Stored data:
+ + +
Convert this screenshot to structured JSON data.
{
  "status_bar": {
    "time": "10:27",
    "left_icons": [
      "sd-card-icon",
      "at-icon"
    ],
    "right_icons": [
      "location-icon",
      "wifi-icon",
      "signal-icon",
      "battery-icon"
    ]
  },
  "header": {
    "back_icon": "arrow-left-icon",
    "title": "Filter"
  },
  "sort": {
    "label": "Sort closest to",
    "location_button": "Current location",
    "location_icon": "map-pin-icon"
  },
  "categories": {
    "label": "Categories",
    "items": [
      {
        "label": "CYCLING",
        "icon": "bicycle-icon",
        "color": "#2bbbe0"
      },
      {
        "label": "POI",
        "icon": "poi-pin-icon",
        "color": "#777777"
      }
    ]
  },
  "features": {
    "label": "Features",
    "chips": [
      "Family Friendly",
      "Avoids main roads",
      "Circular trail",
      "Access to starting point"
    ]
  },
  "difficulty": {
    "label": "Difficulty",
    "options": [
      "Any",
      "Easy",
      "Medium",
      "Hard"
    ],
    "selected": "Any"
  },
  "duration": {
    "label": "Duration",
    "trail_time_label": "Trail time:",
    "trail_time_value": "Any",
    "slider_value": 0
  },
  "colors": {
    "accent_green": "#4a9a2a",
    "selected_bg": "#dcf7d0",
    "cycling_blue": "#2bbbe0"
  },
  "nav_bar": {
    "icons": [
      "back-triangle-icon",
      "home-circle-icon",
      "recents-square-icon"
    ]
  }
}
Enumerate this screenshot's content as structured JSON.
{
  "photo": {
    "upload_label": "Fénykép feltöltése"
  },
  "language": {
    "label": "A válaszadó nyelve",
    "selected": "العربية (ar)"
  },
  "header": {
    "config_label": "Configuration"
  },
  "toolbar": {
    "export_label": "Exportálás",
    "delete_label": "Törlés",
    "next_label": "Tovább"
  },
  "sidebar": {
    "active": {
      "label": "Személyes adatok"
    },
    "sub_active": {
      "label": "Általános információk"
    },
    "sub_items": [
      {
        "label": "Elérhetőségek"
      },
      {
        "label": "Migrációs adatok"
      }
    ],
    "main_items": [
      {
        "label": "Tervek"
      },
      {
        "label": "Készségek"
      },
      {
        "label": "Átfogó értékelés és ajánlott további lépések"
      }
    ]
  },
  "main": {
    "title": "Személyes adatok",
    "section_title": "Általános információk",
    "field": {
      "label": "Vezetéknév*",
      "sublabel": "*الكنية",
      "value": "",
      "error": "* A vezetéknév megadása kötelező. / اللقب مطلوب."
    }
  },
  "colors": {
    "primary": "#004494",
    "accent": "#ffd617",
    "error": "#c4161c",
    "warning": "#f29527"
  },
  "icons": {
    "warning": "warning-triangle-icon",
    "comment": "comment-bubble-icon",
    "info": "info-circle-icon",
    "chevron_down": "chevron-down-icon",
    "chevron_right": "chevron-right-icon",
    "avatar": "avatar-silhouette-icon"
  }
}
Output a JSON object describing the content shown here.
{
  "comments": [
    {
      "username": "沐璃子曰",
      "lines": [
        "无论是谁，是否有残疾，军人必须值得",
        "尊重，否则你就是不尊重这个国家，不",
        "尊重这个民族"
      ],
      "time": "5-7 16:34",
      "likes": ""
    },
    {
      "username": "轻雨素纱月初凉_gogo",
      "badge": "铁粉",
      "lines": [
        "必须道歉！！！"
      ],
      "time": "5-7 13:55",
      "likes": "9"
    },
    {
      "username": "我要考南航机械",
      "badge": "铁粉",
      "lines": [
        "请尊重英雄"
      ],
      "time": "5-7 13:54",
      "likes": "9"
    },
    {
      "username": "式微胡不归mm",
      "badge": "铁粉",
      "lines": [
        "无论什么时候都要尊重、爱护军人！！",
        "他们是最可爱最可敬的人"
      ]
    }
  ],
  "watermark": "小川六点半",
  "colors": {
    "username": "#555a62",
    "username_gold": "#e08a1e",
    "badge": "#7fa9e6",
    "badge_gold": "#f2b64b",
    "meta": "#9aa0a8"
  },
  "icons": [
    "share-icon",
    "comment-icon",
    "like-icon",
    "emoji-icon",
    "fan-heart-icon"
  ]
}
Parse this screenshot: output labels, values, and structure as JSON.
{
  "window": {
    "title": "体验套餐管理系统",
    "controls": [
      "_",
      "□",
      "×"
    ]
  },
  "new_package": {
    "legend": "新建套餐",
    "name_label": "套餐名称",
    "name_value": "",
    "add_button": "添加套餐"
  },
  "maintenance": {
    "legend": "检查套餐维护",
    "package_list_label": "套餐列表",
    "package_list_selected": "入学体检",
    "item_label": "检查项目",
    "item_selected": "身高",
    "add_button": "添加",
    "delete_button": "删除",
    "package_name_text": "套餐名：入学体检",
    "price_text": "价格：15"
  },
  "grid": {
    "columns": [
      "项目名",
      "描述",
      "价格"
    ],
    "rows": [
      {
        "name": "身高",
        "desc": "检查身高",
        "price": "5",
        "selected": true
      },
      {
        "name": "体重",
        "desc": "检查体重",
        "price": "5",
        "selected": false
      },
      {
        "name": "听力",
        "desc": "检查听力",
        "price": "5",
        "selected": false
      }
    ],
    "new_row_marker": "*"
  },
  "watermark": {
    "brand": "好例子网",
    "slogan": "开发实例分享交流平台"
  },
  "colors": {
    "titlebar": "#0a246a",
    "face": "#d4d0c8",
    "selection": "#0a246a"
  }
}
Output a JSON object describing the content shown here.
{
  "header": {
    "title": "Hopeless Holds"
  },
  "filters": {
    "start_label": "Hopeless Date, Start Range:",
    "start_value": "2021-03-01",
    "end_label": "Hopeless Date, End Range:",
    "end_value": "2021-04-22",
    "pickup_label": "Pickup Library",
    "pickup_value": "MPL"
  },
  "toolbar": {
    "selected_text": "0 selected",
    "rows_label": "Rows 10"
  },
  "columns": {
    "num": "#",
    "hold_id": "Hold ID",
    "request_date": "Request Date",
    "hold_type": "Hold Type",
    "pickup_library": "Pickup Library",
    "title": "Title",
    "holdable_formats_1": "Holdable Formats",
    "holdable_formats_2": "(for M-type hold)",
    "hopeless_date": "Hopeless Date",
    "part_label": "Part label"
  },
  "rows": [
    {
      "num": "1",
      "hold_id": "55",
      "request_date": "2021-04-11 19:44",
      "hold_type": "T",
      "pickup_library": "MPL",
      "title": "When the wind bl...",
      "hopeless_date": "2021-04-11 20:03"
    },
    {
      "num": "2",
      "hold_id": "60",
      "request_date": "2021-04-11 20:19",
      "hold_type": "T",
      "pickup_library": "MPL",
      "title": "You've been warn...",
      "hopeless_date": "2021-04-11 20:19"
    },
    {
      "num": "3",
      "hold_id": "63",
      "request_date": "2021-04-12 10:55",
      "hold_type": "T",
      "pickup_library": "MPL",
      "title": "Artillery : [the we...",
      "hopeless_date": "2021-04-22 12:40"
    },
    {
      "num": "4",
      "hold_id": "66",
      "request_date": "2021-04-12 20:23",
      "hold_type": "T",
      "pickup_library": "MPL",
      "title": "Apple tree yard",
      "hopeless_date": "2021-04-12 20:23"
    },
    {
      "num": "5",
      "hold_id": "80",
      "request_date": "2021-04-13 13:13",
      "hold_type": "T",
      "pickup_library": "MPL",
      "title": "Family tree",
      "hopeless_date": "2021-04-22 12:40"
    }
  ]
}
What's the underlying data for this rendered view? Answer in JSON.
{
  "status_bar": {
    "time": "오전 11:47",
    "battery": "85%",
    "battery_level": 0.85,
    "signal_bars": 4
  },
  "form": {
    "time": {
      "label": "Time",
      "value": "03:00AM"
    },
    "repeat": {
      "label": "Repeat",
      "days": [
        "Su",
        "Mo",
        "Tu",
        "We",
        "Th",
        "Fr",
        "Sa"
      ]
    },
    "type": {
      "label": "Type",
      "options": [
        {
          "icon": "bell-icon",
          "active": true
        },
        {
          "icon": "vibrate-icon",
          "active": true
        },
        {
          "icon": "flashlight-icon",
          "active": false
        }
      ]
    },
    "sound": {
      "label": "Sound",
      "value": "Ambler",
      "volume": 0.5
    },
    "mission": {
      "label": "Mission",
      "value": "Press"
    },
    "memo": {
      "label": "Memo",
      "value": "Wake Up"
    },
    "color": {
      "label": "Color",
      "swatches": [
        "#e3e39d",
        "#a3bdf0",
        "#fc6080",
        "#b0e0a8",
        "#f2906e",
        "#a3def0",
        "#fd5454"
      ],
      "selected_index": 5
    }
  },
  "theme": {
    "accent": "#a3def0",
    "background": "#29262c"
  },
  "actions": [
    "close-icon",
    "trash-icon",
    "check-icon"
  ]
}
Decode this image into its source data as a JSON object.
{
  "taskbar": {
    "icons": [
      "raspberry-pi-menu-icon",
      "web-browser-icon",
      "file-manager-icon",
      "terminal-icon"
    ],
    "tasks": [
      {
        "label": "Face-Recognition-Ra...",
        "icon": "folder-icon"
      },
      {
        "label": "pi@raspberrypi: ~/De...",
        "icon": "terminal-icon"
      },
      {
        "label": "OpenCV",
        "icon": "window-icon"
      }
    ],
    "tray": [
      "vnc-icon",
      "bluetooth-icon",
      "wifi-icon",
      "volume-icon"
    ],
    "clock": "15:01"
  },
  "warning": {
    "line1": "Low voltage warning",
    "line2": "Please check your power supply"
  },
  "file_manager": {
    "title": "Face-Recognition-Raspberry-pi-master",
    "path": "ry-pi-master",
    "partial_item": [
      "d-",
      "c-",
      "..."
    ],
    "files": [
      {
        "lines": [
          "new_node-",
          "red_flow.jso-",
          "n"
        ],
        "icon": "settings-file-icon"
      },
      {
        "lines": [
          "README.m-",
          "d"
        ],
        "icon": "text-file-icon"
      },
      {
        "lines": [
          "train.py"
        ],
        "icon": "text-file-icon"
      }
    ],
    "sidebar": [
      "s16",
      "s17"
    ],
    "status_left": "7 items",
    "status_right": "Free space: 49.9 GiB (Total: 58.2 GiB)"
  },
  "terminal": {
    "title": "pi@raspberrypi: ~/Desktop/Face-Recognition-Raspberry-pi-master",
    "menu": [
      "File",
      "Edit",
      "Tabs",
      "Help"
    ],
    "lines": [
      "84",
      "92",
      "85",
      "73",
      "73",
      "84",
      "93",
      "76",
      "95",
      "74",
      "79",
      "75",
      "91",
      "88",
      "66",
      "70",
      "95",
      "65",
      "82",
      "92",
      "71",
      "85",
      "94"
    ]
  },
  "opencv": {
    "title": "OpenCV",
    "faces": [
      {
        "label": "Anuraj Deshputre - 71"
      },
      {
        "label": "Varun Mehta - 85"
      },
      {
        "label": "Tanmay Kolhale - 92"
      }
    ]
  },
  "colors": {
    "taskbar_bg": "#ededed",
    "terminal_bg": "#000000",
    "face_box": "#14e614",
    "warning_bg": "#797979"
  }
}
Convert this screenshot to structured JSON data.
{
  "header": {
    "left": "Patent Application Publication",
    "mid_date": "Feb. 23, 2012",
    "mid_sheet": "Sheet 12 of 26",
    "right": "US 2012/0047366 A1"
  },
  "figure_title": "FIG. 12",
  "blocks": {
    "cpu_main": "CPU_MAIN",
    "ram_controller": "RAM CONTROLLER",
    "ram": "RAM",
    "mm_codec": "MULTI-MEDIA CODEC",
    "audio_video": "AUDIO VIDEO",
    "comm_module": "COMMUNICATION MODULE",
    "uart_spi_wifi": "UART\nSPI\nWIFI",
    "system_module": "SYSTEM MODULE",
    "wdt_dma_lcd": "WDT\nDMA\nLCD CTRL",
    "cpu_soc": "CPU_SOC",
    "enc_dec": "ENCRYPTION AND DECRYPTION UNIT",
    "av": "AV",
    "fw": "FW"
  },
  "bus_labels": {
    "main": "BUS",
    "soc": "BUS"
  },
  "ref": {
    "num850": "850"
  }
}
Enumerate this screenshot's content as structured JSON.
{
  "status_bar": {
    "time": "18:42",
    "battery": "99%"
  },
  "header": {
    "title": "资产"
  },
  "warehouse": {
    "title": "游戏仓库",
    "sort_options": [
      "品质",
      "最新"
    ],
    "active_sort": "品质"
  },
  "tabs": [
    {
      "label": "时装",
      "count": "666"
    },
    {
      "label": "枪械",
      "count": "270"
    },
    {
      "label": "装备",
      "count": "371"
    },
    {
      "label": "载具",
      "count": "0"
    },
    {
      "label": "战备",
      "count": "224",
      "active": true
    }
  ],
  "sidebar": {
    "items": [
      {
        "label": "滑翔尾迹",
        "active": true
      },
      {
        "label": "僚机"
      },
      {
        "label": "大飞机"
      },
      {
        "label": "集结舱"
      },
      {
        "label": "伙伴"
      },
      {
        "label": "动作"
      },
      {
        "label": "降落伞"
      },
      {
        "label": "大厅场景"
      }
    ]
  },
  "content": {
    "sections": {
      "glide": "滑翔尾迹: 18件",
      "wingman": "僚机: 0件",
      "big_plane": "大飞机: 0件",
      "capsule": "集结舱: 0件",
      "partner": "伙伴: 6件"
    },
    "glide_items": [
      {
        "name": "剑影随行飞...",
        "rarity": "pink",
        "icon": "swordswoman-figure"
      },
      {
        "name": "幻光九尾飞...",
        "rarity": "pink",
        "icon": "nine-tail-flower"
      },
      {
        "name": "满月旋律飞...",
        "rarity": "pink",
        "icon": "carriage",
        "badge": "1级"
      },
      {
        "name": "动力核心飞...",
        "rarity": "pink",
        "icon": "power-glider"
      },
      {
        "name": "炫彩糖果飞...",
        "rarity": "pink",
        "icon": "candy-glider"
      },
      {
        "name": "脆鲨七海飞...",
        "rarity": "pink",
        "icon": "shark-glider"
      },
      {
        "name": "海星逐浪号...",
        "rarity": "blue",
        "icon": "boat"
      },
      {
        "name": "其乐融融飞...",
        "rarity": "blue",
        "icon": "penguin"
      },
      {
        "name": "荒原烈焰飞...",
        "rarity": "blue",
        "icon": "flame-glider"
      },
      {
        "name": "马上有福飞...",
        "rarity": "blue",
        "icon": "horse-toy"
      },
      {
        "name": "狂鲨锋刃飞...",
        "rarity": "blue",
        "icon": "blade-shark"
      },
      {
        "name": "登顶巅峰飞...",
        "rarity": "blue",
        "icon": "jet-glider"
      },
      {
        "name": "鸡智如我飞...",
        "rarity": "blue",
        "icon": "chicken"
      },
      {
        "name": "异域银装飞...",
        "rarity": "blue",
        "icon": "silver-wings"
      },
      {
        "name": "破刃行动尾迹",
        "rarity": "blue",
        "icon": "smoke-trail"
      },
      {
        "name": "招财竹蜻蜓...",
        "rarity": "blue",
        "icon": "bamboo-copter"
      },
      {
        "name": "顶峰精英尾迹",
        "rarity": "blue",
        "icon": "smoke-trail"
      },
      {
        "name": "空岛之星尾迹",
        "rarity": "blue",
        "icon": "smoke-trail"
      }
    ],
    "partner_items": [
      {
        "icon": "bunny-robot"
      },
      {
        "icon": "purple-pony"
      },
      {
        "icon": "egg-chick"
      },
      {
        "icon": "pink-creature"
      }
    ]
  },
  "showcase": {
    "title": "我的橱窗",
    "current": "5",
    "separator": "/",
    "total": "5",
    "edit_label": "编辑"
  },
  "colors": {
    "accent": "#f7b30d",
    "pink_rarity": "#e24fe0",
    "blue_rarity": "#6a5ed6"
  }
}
+ + +
Wherever a line in the data above holds "Személyes", copy that line.

**Result below**.
      "label": "Személyes adatok"
    "title": "Személyes adatok",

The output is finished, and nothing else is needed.